**What is needed**:
Your task is to copy the listing exactly, with the pictures left out.

**Source records**:
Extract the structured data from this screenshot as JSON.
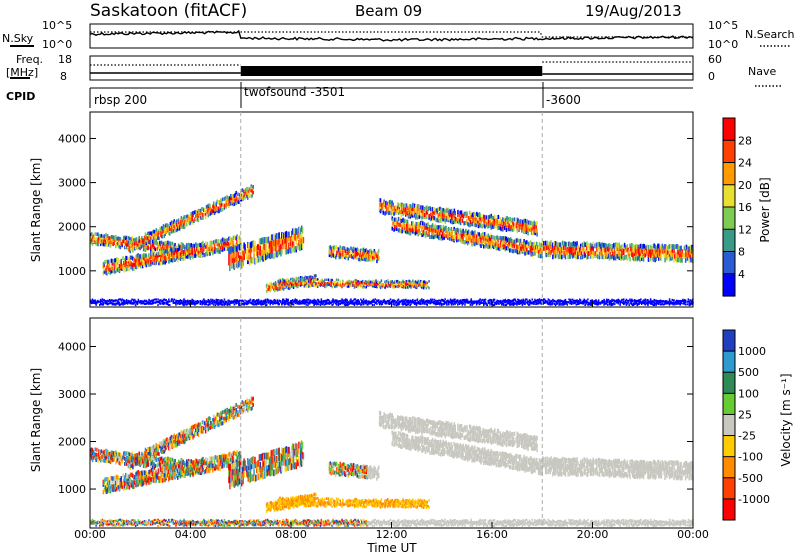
{
  "header": {
    "site": "Saskatoon (fitACF)",
    "beam": "Beam 09",
    "date": "19/Aug/2013"
  },
  "top_panel": {
    "left_label": "N.Sky",
    "right_label": "N.Search",
    "left_ticks": [
      "10^5",
      "10^0"
    ],
    "right_ticks": [
      "10^5",
      "10^0"
    ]
  },
  "freq_panel": {
    "left_label_line1": "Freq.",
    "left_label_line2": "[MHz]",
    "right_label": "Nave",
    "left_ticks": [
      "18",
      "8"
    ],
    "right_ticks": [
      "60",
      "0"
    ]
  },
  "cpid": {
    "label": "CPID",
    "segments": [
      {
        "start_hr": 0,
        "text": "rbsp 200"
      },
      {
        "start_hr": 6,
        "text": "twofsound -3501"
      },
      {
        "start_hr": 18,
        "text": "-3600"
      }
    ]
  },
  "chart_data": [
    {
      "type": "heatmap",
      "name": "power",
      "xlabel": "",
      "ylabel": "Slant Range [km]",
      "xlim": [
        0,
        24
      ],
      "ylim": [
        180,
        4600
      ],
      "yticks": [
        "1000",
        "2000",
        "3000",
        "4000"
      ],
      "colorbar_label": "Power [dB]",
      "colorbar_ticks": [
        "4",
        "8",
        "12",
        "16",
        "20",
        "24",
        "28"
      ],
      "colors": [
        "#0000ff",
        "#2a5bd4",
        "#3a9a88",
        "#7fcc55",
        "#e8e030",
        "#ff9a00",
        "#ff4000",
        "#ff0000"
      ]
    },
    {
      "type": "heatmap",
      "name": "velocity",
      "xlabel": "Time UT",
      "ylabel": "Slant Range [km]",
      "xlim": [
        0,
        24
      ],
      "ylim": [
        180,
        4600
      ],
      "xticks": [
        "00:00",
        "04:00",
        "08:00",
        "12:00",
        "16:00",
        "20:00",
        "00:00"
      ],
      "yticks": [
        "1000",
        "2000",
        "3000",
        "4000"
      ],
      "colorbar_label": "Velocity [m s⁻¹]",
      "colorbar_ticks": [
        "1000",
        "500",
        "100",
        "25",
        "-25",
        "-100",
        "-500",
        "-1000"
      ],
      "colors": [
        "#1f3fc0",
        "#2f9ad0",
        "#2e8b57",
        "#66cc33",
        "#c8c8c0",
        "#ffcc00",
        "#ff8c00",
        "#ff4000",
        "#ff0000"
      ]
    }
  ]
}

**Correct answer**:
Extract the structured data from this screenshot as JSON.
{
  "header": {
    "site": "Saskatoon (fitACF)",
    "beam": "Beam 09",
    "date": "19/Aug/2013"
  },
  "top_panel": {
    "left_label": "N.Sky",
    "right_label": "N.Search",
    "left_ticks": [
      "10^5",
      "10^0"
    ],
    "right_ticks": [
      "10^5",
      "10^0"
    ]
  },
  "freq_panel": {
    "left_label_line1": "Freq.",
    "left_label_line2": "[MHz]",
    "right_label": "Nave",
    "left_ticks": [
      "18",
      "8"
    ],
    "right_ticks": [
      "60",
      "0"
    ]
  },
  "cpid": {
    "label": "CPID",
    "segments": [
      {
        "start_hr": 0,
        "text": "rbsp 200"
      },
      {
        "start_hr": 6,
        "text": "twofsound -3501"
      },
      {
        "start_hr": 18,
        "text": "-3600"
      }
    ]
  },
  "chart_data": [
    {
      "type": "heatmap",
      "name": "power",
      "xlabel": "",
      "ylabel": "Slant Range [km]",
      "xlim": [
        0,
        24
      ],
      "ylim": [
        180,
        4600
      ],
      "yticks": [
        "1000",
        "2000",
        "3000",
        "4000"
      ],
      "colorbar_label": "Power [dB]",
      "colorbar_ticks": [
        "4",
        "8",
        "12",
        "16",
        "20",
        "24",
        "28"
      ],
      "colors": [
        "#0000ff",
        "#2a5bd4",
        "#3a9a88",
        "#7fcc55",
        "#e8e030",
        "#ff9a00",
        "#ff4000",
        "#ff0000"
      ]
    },
    {
      "type": "heatmap",
      "name": "velocity",
      "xlabel": "Time UT",
      "ylabel": "Slant Range [km]",
      "xlim": [
        0,
        24
      ],
      "ylim": [
        180,
        4600
      ],
      "xticks": [
        "00:00",
        "04:00",
        "08:00",
        "12:00",
        "16:00",
        "20:00",
        "00:00"
      ],
      "yticks": [
        "1000",
        "2000",
        "3000",
        "4000"
      ],
      "colorbar_label": "Velocity [m s⁻¹]",
      "colorbar_ticks": [
        "1000",
        "500",
        "100",
        "25",
        "-25",
        "-100",
        "-500",
        "-1000"
      ],
      "colors": [
        "#1f3fc0",
        "#2f9ad0",
        "#2e8b57",
        "#66cc33",
        "#c8c8c0",
        "#ffcc00",
        "#ff8c00",
        "#ff4000",
        "#ff0000"
      ]
    }
  ]
}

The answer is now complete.